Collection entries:
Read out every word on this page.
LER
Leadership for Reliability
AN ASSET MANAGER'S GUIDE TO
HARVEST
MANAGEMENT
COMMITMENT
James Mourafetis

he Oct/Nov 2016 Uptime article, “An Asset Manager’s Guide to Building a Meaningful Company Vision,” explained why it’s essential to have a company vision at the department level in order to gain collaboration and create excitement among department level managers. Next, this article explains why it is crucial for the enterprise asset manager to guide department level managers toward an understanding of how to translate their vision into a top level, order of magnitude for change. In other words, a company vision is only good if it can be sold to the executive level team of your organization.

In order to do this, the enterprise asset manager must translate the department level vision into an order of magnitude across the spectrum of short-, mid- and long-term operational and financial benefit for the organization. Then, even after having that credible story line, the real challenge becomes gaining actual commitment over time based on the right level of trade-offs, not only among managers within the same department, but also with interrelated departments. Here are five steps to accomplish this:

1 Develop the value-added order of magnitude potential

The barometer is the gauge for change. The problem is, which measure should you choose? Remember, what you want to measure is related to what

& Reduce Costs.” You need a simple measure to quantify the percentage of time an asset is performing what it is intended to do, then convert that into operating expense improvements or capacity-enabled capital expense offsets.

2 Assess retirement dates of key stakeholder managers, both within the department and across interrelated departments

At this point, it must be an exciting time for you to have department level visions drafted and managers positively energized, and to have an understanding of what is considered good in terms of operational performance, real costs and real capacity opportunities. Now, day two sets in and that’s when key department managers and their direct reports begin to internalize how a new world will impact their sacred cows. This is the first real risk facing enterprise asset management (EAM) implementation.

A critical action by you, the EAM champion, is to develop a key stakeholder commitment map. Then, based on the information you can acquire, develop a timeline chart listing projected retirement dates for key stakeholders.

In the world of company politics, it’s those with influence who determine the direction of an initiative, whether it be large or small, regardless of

Aim » Print back all the lines verbatim.

Solution for this task »
Read out every word on this page.
LER
Leadership for Reliability
AN ASSET MANAGER'S GUIDE TO
HARVEST
MANAGEMENT
COMMITMENT
James Mourafetis

he Oct/Nov 2016 Uptime article, “An Asset Manager’s Guide to Building a Meaningful Company Vision,” explained why it’s essential to have a company vision at the department level in order to gain collaboration and create excitement among department level managers. Next, this article explains why it is crucial for the enterprise asset manager to guide department level managers toward an understanding of how to translate their vision into a top level, order of magnitude for change. In other words, a company vision is only good if it can be sold to the executive level team of your organization.

In order to do this, the enterprise asset manager must translate the department level vision into an order of magnitude across the spectrum of short-, mid- and long-term operational and financial benefit for the organization. Then, even after having that credible story line, the real challenge becomes gaining actual commitment over time based on the right level of trade-offs, not only among managers within the same department, but also with interrelated departments. Here are five steps to accomplish this:

1 Develop the value-added order of magnitude potential

The barometer is the gauge for change. The problem is, which measure should you choose? Remember, what you want to measure is related to what

& Reduce Costs.” You need a simple measure to quantify the percentage of time an asset is performing what it is intended to do, then convert that into operating expense improvements or capacity-enabled capital expense offsets.

2 Assess retirement dates of key stakeholder managers, both within the department and across interrelated departments

At this point, it must be an exciting time for you to have department level visions drafted and managers positively energized, and to have an understanding of what is considered good in terms of operational performance, real costs and real capacity opportunities. Now, day two sets in and that’s when key department managers and their direct reports begin to internalize how a new world will impact their sacred cows. This is the first real risk facing enterprise asset management (EAM) implementation.

A critical action by you, the EAM champion, is to develop a key stakeholder commitment map. Then, based on the information you can acquire, develop a timeline chart listing projected retirement dates for key stakeholders.

In the world of company politics, it’s those with influence who determine the direction of an initiative, whether it be large or small, regardless of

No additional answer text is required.